# [TASK]
Write out exactly the lines from the one containing "Read the values" through the last line of the records below, both included, and leave out any pictures.

# [DATASET CONTENT]
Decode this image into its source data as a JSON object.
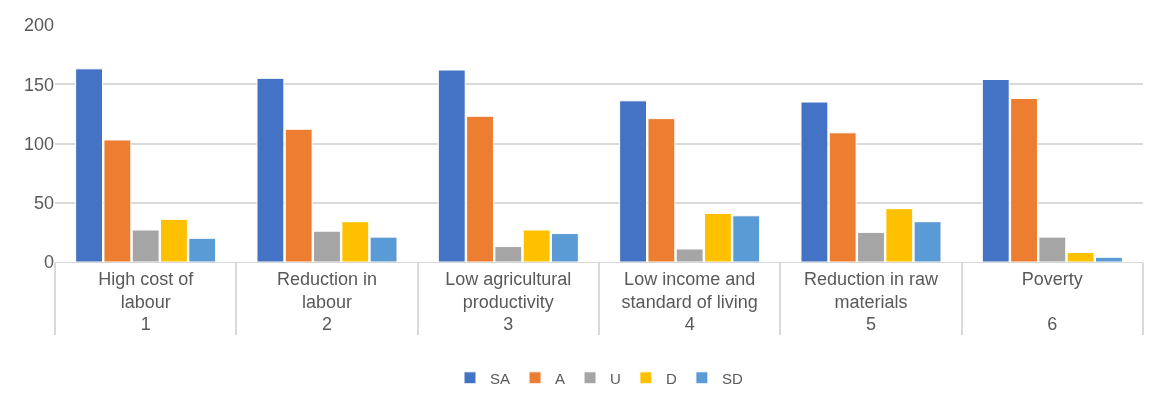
{
  "chart_data": {
    "type": "bar",
    "categories": [
      "High cost of labour",
      "Reduction in labour",
      "Low agricultural productivity",
      "Low income and standard of living",
      "Reduction in raw materials",
      "Poverty"
    ],
    "annotations": [
      "1",
      "2",
      "3",
      "4",
      "5",
      "6"
    ],
    "series": [
      {
        "name": "SA",
        "color": "#4472c4",
        "values": [
          163,
          155,
          162,
          136,
          135,
          154
        ]
      },
      {
        "name": "A",
        "color": "#ed7d31",
        "values": [
          103,
          112,
          123,
          121,
          109,
          138
        ]
      },
      {
        "name": "U",
        "color": "#a5a5a5",
        "values": [
          27,
          26,
          13,
          11,
          25,
          21
        ]
      },
      {
        "name": "D",
        "color": "#ffc000",
        "values": [
          36,
          34,
          27,
          41,
          45,
          8
        ]
      },
      {
        "name": "SD",
        "color": "#5b9bd5",
        "values": [
          20,
          21,
          24,
          39,
          34,
          4
        ]
      }
    ],
    "ylim": [
      0,
      200
    ],
    "yticks": [
      0,
      50,
      100,
      150,
      200
    ],
    "grid": "y",
    "legend": "bottom"
  }
}
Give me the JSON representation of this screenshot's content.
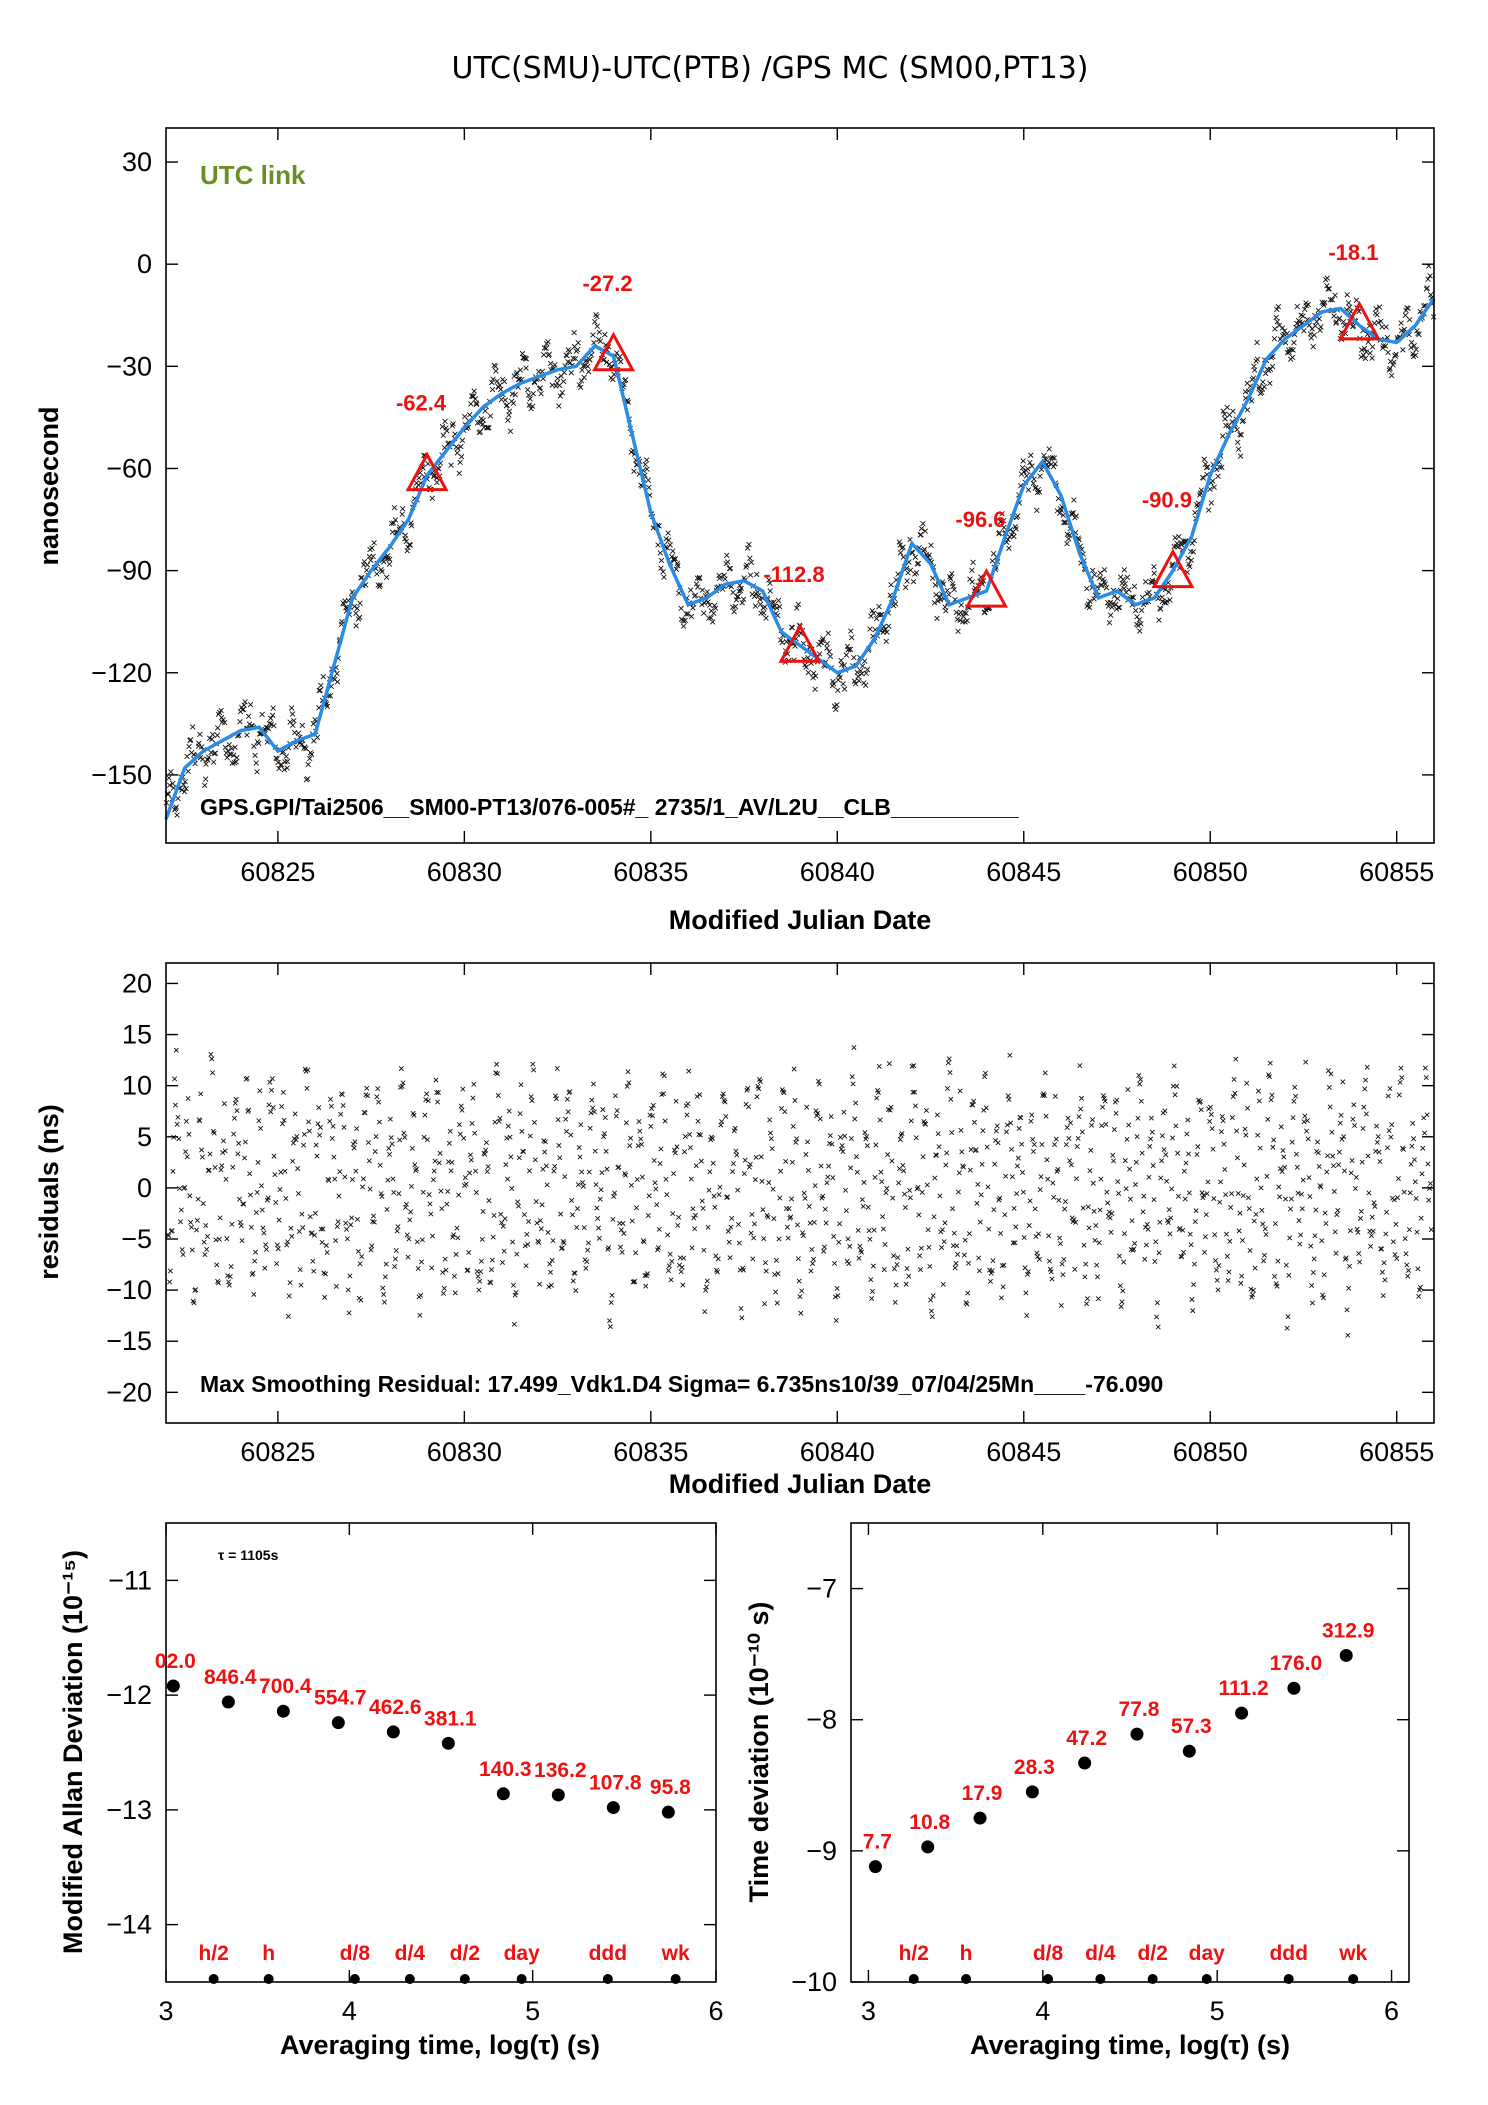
{
  "title": "UTC(SMU)-UTC(PTB)  /GPS  MC  (SM00,PT13)",
  "colors": {
    "fit_line": "#2b8ce6",
    "markers": "#ee1111",
    "link_label": "#6b8e23",
    "points": "#111111"
  },
  "chart_data": [
    {
      "name": "main",
      "type": "scatter",
      "xlabel": "Modified Julian Date",
      "ylabel": "nanosecond",
      "xlim": [
        60822,
        60856
      ],
      "ylim": [
        -170,
        40
      ],
      "xticks": [
        60825,
        60830,
        60835,
        60840,
        60845,
        60850,
        60855
      ],
      "yticks": [
        30,
        0,
        -30,
        -60,
        -90,
        -120,
        -150
      ],
      "annotation_link": "UTC link",
      "annotation_file": "GPS.GPI/Tai2506__SM00-PT13/076-005#_  2735/1_AV/L2U__CLB__________",
      "smooth_line": {
        "x": [
          60822,
          60822.5,
          60823,
          60823.5,
          60824,
          60824.5,
          60825,
          60825.5,
          60826,
          60826.5,
          60827,
          60827.5,
          60828,
          60828.5,
          60829,
          60829.5,
          60830,
          60830.5,
          60831,
          60831.5,
          60832,
          60832.5,
          60833,
          60833.5,
          60834,
          60834.5,
          60835,
          60835.5,
          60836,
          60836.5,
          60837,
          60837.5,
          60838,
          60838.5,
          60839,
          60839.5,
          60840,
          60840.5,
          60841,
          60841.5,
          60842,
          60842.5,
          60843,
          60843.5,
          60844,
          60844.5,
          60845,
          60845.5,
          60846,
          60846.5,
          60847,
          60847.5,
          60848,
          60848.5,
          60849,
          60849.5,
          60850,
          60850.5,
          60851,
          60851.5,
          60852,
          60852.5,
          60853,
          60853.5,
          60854,
          60854.5,
          60855,
          60855.5,
          60856
        ],
        "y": [
          -163,
          -148,
          -143,
          -140,
          -137,
          -136,
          -143,
          -140,
          -138,
          -118,
          -98,
          -90,
          -83,
          -75,
          -62,
          -55,
          -48,
          -42,
          -38,
          -35,
          -33,
          -31,
          -30,
          -24,
          -27,
          -50,
          -73,
          -88,
          -100,
          -98,
          -94,
          -93,
          -96,
          -108,
          -112,
          -116,
          -120,
          -118,
          -110,
          -98,
          -82,
          -88,
          -100,
          -98,
          -96,
          -80,
          -65,
          -58,
          -68,
          -85,
          -98,
          -96,
          -100,
          -98,
          -90,
          -80,
          -62,
          -50,
          -40,
          -28,
          -22,
          -18,
          -14,
          -13,
          -18,
          -22,
          -23,
          -18,
          -10
        ]
      },
      "markers": [
        {
          "x": 60829,
          "y": -62.4,
          "label": "-62.4"
        },
        {
          "x": 60834,
          "y": -27.2,
          "label": "-27.2"
        },
        {
          "x": 60839,
          "y": -112.8,
          "label": "-112.8"
        },
        {
          "x": 60844,
          "y": -96.6,
          "label": "-96.6"
        },
        {
          "x": 60849,
          "y": -90.9,
          "label": "-90.9"
        },
        {
          "x": 60854,
          "y": -18.1,
          "label": "-18.1"
        }
      ]
    },
    {
      "name": "residuals",
      "type": "scatter",
      "xlabel": "Modified Julian Date",
      "ylabel": "residuals (ns)",
      "xlim": [
        60822,
        60856
      ],
      "ylim": [
        -23,
        22
      ],
      "xticks": [
        60825,
        60830,
        60835,
        60840,
        60845,
        60850,
        60855
      ],
      "yticks": [
        20,
        15,
        10,
        5,
        0,
        -5,
        -10,
        -15,
        -20
      ],
      "annotation": "Max Smoothing Residual: 17.499_Vdk1.D4  Sigma= 6.735ns10/39_07/04/25Mn____-76.090"
    },
    {
      "name": "mdev",
      "type": "scatter",
      "xlabel": "Averaging time, log(τ) (s)",
      "ylabel": "Modified Allan Deviation (10⁻¹⁵)",
      "xlim": [
        3,
        6
      ],
      "ylim": [
        -14.5,
        -10.5
      ],
      "xticks": [
        3,
        4,
        5,
        6
      ],
      "yticks": [
        -11,
        -12,
        -13,
        -14
      ],
      "tau_label": "τ = 1105s",
      "points": [
        {
          "x": 3.04,
          "y": -11.92,
          "label": "02.0"
        },
        {
          "x": 3.34,
          "y": -12.06,
          "label": "846.4"
        },
        {
          "x": 3.64,
          "y": -12.14,
          "label": "700.4"
        },
        {
          "x": 3.94,
          "y": -12.24,
          "label": "554.7"
        },
        {
          "x": 4.24,
          "y": -12.32,
          "label": "462.6"
        },
        {
          "x": 4.54,
          "y": -12.42,
          "label": "381.1"
        },
        {
          "x": 4.84,
          "y": -12.86,
          "label": "140.3"
        },
        {
          "x": 5.14,
          "y": -12.87,
          "label": "136.2"
        },
        {
          "x": 5.44,
          "y": -12.98,
          "label": "107.8"
        },
        {
          "x": 5.74,
          "y": -13.02,
          "label": "95.8"
        }
      ],
      "markers": [
        {
          "x": 3.26,
          "label": "h/2"
        },
        {
          "x": 3.56,
          "label": "h"
        },
        {
          "x": 4.03,
          "label": "d/8"
        },
        {
          "x": 4.33,
          "label": "d/4"
        },
        {
          "x": 4.63,
          "label": "d/2"
        },
        {
          "x": 4.94,
          "label": "day"
        },
        {
          "x": 5.41,
          "label": "ddd"
        },
        {
          "x": 5.78,
          "label": "wk"
        }
      ]
    },
    {
      "name": "tdev",
      "type": "scatter",
      "xlabel": "Averaging time, log(τ) (s)",
      "ylabel": "Time deviation (10⁻¹⁰ s)",
      "xlim": [
        2.9,
        6.1
      ],
      "ylim": [
        -10,
        -6.5
      ],
      "xticks": [
        3,
        4,
        5,
        6
      ],
      "yticks": [
        -7,
        -8,
        -9,
        -10
      ],
      "points": [
        {
          "x": 3.04,
          "y": -9.12,
          "label": "7.7"
        },
        {
          "x": 3.34,
          "y": -8.97,
          "label": "10.8"
        },
        {
          "x": 3.64,
          "y": -8.75,
          "label": "17.9"
        },
        {
          "x": 3.94,
          "y": -8.55,
          "label": "28.3"
        },
        {
          "x": 4.24,
          "y": -8.33,
          "label": "47.2"
        },
        {
          "x": 4.54,
          "y": -8.11,
          "label": "77.8"
        },
        {
          "x": 4.84,
          "y": -8.24,
          "label": "57.3"
        },
        {
          "x": 5.14,
          "y": -7.95,
          "label": "111.2"
        },
        {
          "x": 5.44,
          "y": -7.76,
          "label": "176.0"
        },
        {
          "x": 5.74,
          "y": -7.51,
          "label": "312.9"
        }
      ],
      "markers": [
        {
          "x": 3.26,
          "label": "h/2"
        },
        {
          "x": 3.56,
          "label": "h"
        },
        {
          "x": 4.03,
          "label": "d/8"
        },
        {
          "x": 4.33,
          "label": "d/4"
        },
        {
          "x": 4.63,
          "label": "d/2"
        },
        {
          "x": 4.94,
          "label": "day"
        },
        {
          "x": 5.41,
          "label": "ddd"
        },
        {
          "x": 5.78,
          "label": "wk"
        }
      ]
    }
  ]
}
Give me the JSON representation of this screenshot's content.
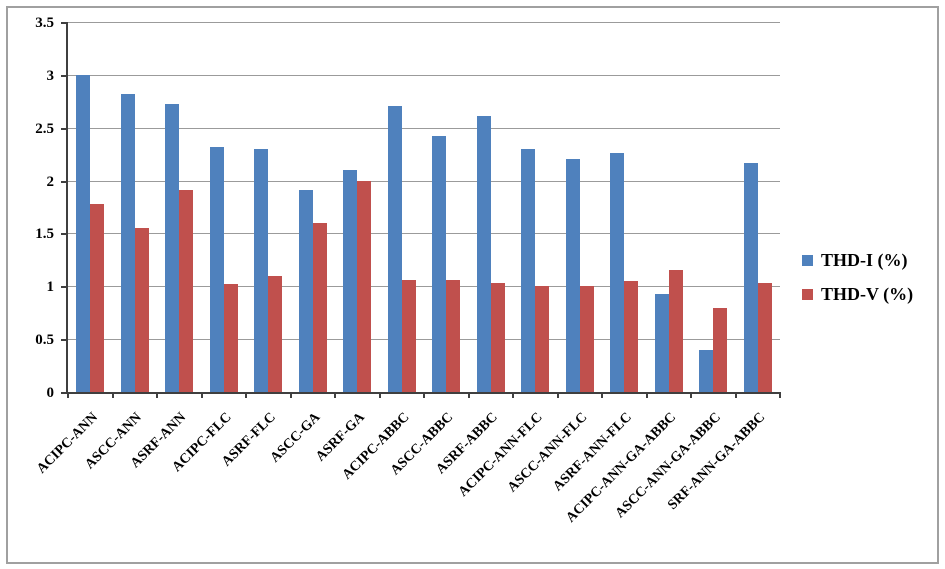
{
  "figure": {
    "background": "#ffffff",
    "border_color": "#a0a0a0",
    "gridline_color": "#9b9b9b",
    "axis_color": "#3f3f3f"
  },
  "chart_data": {
    "type": "bar",
    "title": "",
    "xlabel": "",
    "ylabel": "",
    "ylim": [
      0,
      3.5
    ],
    "ytick_step": 0.5,
    "ytick_labels": [
      "0",
      "0.5",
      "1",
      "1.5",
      "2",
      "2.5",
      "3",
      "3.5"
    ],
    "grid": true,
    "legend_position": "right",
    "categories": [
      "ACIPC-ANN",
      "ASCC-ANN",
      "ASRF-ANN",
      "ACIPC-FLC",
      "ASRF-FLC",
      "ASCC-GA",
      "ASRF-GA",
      "ACIPC-ABBC",
      "ASCC-ABBC",
      "ASRF-ABBC",
      "ACIPC-ANN-FLC",
      "ASCC-ANN-FLC",
      "ASRF-ANN-FLC",
      "ACIPC-ANN-GA-ABBC",
      "ASCC-ANN-GA-ABBC",
      "SRF-ANN-GA-ABBC"
    ],
    "series": [
      {
        "name": "THD-I (%)",
        "color": "#4F81BD",
        "values": [
          3.0,
          2.82,
          2.72,
          2.32,
          2.3,
          1.91,
          2.1,
          2.71,
          2.42,
          2.61,
          2.3,
          2.2,
          2.26,
          0.93,
          0.4,
          2.17
        ]
      },
      {
        "name": "THD-V (%)",
        "color": "#C0504D",
        "values": [
          1.78,
          1.55,
          1.91,
          1.02,
          1.1,
          1.6,
          2.0,
          1.06,
          1.06,
          1.03,
          1.0,
          1.0,
          1.05,
          1.15,
          0.79,
          1.03
        ]
      }
    ]
  }
}
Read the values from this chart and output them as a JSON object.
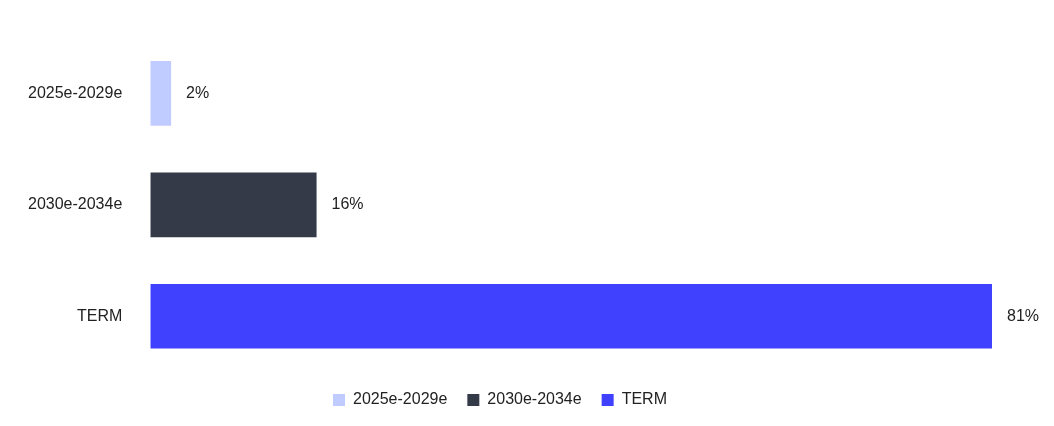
{
  "chart_data": {
    "type": "bar",
    "orientation": "horizontal",
    "stacked": true,
    "categories": [
      "2025e-2029e",
      "2030e-2034e",
      "TERM"
    ],
    "series": [
      {
        "name": "2025e-2029e",
        "color": "#c0cbff",
        "values": [
          2,
          null,
          null
        ],
        "value_labels": [
          "2%",
          null,
          null
        ]
      },
      {
        "name": "2030e-2034e",
        "color": "#343a48",
        "values": [
          null,
          16,
          null
        ],
        "value_labels": [
          null,
          "16%",
          null
        ]
      },
      {
        "name": "TERM",
        "color": "#4040ff",
        "values": [
          null,
          null,
          81
        ],
        "value_labels": [
          null,
          null,
          "81%"
        ]
      }
    ],
    "legend": "bottom"
  }
}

# [RESPONSE TO THE TASK]
Read the values from this chart and output them as a JSON object.
{
  "chart_data": {
    "type": "bar",
    "orientation": "horizontal",
    "stacked": true,
    "categories": [
      "2025e-2029e",
      "2030e-2034e",
      "TERM"
    ],
    "series": [
      {
        "name": "2025e-2029e",
        "color": "#c0cbff",
        "values": [
          2,
          null,
          null
        ],
        "value_labels": [
          "2%",
          null,
          null
        ]
      },
      {
        "name": "2030e-2034e",
        "color": "#343a48",
        "values": [
          null,
          16,
          null
        ],
        "value_labels": [
          null,
          "16%",
          null
        ]
      },
      {
        "name": "TERM",
        "color": "#4040ff",
        "values": [
          null,
          null,
          81
        ],
        "value_labels": [
          null,
          null,
          "81%"
        ]
      }
    ],
    "legend": "bottom"
  }
}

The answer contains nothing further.